▶ **Material**:
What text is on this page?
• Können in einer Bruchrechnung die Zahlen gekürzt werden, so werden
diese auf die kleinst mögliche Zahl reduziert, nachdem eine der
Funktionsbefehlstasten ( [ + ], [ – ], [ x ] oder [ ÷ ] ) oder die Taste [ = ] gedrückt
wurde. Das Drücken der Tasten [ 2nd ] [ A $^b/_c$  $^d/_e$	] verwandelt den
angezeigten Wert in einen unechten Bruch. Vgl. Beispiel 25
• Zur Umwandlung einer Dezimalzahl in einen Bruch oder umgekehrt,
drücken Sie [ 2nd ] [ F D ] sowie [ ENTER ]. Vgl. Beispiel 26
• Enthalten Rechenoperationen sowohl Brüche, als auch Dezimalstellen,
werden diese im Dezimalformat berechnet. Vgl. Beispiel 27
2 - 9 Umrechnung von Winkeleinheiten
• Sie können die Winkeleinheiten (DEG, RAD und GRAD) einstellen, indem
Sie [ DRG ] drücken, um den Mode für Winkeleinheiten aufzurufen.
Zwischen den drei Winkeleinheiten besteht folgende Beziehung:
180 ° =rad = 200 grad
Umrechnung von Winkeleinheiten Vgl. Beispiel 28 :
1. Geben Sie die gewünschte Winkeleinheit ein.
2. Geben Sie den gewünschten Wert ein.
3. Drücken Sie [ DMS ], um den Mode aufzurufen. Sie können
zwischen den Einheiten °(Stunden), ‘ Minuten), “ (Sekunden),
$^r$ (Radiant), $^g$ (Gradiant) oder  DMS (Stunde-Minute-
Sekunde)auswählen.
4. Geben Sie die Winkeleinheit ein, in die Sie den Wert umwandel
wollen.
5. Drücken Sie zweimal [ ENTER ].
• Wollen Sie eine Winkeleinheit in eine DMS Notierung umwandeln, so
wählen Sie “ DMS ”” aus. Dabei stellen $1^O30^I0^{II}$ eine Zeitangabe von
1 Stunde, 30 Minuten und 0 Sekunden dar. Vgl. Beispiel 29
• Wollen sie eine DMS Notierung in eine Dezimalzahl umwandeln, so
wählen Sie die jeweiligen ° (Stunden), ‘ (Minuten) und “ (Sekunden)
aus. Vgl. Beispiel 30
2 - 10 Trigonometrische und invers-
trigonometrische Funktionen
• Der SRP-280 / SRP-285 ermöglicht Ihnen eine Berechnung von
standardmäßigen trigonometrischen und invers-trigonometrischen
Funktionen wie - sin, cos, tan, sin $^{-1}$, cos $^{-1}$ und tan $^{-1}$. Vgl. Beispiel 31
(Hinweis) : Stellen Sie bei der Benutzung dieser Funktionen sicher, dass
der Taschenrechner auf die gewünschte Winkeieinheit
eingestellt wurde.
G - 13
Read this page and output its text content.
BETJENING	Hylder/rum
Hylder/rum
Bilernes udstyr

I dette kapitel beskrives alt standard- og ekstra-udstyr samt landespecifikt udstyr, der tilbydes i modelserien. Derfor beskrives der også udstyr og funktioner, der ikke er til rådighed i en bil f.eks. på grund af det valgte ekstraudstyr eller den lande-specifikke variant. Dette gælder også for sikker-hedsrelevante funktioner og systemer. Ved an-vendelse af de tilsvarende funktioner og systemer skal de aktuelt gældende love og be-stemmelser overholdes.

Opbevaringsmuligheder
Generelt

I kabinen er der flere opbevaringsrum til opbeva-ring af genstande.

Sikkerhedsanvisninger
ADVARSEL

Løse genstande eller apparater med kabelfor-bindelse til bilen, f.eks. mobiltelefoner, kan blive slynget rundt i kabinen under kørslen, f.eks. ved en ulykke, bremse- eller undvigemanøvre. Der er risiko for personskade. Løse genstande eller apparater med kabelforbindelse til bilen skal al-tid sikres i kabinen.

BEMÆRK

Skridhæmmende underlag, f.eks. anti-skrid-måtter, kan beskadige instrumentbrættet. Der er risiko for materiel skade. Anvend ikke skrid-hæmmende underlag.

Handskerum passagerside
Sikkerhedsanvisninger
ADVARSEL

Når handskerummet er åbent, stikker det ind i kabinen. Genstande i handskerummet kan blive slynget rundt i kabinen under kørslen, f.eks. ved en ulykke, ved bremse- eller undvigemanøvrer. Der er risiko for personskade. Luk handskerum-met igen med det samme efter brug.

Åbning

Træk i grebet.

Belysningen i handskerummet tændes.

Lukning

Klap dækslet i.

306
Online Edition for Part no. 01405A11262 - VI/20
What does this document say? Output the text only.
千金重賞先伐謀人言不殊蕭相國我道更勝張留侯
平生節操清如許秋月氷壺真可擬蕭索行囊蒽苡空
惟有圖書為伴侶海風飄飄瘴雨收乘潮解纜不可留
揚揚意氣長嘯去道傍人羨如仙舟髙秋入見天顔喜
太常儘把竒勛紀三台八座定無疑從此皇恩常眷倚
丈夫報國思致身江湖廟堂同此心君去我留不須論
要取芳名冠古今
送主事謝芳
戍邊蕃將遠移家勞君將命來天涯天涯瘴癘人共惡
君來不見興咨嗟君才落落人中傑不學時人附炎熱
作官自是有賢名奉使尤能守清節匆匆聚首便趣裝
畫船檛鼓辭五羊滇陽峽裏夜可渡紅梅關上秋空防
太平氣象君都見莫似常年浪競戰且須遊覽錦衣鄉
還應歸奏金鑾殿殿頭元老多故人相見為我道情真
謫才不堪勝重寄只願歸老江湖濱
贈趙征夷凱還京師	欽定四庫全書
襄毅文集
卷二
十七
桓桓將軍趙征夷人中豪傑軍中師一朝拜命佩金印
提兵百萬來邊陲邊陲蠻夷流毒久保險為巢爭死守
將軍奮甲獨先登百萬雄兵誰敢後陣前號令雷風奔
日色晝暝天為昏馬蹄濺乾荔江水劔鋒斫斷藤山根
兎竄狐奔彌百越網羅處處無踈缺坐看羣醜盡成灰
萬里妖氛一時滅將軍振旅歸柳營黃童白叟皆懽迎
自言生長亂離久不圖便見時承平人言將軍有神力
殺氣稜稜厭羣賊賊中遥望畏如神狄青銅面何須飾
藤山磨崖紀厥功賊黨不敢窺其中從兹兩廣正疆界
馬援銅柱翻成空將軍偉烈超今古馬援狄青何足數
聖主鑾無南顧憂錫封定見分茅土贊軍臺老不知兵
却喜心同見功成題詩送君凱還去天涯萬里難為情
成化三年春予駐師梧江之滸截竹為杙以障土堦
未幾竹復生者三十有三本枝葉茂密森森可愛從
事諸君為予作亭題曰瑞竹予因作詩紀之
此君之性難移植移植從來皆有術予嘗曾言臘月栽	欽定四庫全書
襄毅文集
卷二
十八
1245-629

▶ **Your goal**: Select every line above that contains the word "Dezimalzahl", and copy it.

▶ **Exercise answer**:
• Zur Umwandlung einer Dezimalzahl in einen Bruch oder umgekehrt,
• Wollen sie eine DMS Notierung in eine Dezimalzahl umwandeln, so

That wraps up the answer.